### Task goal
Find and copy each line of the records where the string "xlabel" shows up.

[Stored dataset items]
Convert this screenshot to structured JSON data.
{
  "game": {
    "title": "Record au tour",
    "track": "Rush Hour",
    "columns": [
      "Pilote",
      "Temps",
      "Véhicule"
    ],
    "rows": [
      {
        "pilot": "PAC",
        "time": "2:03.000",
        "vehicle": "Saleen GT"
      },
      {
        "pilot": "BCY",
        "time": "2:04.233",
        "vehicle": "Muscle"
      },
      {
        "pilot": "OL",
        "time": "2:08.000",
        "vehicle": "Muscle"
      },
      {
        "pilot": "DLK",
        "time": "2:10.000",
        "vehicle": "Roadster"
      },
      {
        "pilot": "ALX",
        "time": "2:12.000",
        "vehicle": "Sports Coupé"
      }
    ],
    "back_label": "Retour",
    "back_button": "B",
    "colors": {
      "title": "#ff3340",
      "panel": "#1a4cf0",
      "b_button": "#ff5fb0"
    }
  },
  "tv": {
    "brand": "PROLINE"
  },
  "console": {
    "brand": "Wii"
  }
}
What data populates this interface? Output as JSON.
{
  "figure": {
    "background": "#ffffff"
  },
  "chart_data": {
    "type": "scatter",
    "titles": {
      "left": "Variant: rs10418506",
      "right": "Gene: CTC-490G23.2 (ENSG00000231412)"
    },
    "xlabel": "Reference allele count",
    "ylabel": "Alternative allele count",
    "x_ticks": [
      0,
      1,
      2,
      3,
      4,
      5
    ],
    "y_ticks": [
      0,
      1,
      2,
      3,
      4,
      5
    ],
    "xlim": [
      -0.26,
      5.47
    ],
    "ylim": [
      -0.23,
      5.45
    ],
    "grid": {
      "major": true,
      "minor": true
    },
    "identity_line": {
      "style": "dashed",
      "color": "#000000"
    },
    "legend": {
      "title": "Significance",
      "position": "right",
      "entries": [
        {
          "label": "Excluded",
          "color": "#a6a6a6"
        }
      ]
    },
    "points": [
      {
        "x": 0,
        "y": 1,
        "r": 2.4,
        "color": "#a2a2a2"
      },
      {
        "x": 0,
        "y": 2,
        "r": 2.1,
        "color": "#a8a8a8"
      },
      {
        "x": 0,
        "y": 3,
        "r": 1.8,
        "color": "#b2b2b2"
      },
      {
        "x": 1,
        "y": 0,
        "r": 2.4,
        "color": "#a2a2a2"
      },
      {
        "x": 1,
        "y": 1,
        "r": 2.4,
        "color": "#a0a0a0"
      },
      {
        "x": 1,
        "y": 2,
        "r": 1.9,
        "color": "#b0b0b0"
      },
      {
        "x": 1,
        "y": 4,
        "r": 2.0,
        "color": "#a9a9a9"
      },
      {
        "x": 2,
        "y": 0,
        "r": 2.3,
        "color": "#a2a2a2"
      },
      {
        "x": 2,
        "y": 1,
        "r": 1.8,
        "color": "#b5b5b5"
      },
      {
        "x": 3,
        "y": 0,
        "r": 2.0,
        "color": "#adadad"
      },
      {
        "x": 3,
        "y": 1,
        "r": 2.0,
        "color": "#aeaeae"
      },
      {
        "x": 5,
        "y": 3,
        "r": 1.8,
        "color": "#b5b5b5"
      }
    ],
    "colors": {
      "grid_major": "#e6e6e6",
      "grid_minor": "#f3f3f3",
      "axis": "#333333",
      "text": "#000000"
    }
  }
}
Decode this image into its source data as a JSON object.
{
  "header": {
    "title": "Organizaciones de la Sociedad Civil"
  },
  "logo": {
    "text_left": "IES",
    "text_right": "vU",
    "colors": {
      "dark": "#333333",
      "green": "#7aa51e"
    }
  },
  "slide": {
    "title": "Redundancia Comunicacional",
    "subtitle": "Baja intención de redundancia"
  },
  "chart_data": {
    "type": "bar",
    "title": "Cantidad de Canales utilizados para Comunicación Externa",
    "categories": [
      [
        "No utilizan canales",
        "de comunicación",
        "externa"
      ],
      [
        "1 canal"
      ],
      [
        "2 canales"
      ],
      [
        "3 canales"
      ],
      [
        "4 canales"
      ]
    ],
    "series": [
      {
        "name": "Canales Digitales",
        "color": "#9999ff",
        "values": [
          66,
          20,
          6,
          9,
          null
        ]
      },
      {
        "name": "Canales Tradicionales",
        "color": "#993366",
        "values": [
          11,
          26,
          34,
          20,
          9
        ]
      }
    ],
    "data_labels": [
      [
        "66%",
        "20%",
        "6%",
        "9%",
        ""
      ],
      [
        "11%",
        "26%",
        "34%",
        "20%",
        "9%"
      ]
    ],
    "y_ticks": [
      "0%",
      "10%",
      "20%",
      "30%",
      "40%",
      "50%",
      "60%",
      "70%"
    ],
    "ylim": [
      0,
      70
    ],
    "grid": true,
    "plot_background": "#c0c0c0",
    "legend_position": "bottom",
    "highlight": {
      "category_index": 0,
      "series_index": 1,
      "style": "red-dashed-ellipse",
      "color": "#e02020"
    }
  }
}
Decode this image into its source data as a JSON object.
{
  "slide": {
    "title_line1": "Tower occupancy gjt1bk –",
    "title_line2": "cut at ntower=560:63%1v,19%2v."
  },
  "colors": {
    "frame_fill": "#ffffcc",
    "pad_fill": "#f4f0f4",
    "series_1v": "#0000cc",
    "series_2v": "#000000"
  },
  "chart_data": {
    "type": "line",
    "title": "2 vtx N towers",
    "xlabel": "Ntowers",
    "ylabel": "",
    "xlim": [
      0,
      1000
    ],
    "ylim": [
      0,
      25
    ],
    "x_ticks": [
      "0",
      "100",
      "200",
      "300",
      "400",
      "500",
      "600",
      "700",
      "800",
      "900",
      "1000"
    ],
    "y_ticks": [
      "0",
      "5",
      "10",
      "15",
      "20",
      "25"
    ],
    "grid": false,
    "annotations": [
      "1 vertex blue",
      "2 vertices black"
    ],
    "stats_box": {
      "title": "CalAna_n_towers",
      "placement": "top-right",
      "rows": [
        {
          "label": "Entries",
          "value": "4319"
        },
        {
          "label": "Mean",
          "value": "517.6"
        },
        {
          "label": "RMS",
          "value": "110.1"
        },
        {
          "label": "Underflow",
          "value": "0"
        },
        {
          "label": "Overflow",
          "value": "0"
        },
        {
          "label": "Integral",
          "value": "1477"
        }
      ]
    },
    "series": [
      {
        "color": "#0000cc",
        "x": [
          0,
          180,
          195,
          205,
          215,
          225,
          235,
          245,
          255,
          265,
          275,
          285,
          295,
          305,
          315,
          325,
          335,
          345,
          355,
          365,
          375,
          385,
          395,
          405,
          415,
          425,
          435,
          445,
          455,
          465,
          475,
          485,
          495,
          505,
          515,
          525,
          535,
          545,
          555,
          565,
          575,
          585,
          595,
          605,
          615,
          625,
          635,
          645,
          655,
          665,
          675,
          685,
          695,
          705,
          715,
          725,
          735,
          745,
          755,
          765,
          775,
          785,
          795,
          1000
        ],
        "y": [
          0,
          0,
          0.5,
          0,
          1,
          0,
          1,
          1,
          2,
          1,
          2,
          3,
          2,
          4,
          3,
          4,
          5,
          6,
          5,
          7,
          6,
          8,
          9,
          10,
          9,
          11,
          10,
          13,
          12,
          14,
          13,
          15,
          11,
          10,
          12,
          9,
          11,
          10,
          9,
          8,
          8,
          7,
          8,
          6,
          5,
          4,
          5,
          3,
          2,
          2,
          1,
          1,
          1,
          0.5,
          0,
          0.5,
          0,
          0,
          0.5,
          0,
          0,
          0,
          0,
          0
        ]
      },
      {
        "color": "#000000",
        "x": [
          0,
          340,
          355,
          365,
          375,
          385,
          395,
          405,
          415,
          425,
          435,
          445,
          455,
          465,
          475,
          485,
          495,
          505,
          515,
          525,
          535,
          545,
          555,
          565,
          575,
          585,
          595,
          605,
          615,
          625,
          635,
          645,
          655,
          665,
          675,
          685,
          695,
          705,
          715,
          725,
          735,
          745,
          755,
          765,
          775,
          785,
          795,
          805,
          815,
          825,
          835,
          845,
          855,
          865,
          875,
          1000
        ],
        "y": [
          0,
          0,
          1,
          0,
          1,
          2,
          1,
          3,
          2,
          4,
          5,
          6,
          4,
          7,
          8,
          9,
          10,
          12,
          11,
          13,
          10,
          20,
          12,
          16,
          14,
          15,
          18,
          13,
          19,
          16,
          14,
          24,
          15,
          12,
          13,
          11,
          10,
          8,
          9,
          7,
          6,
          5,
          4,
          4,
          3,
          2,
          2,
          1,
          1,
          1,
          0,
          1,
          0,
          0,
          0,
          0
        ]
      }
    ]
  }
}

### Task output
    "xlabel": "Reference allele count",
    "xlabel": "Ntowers",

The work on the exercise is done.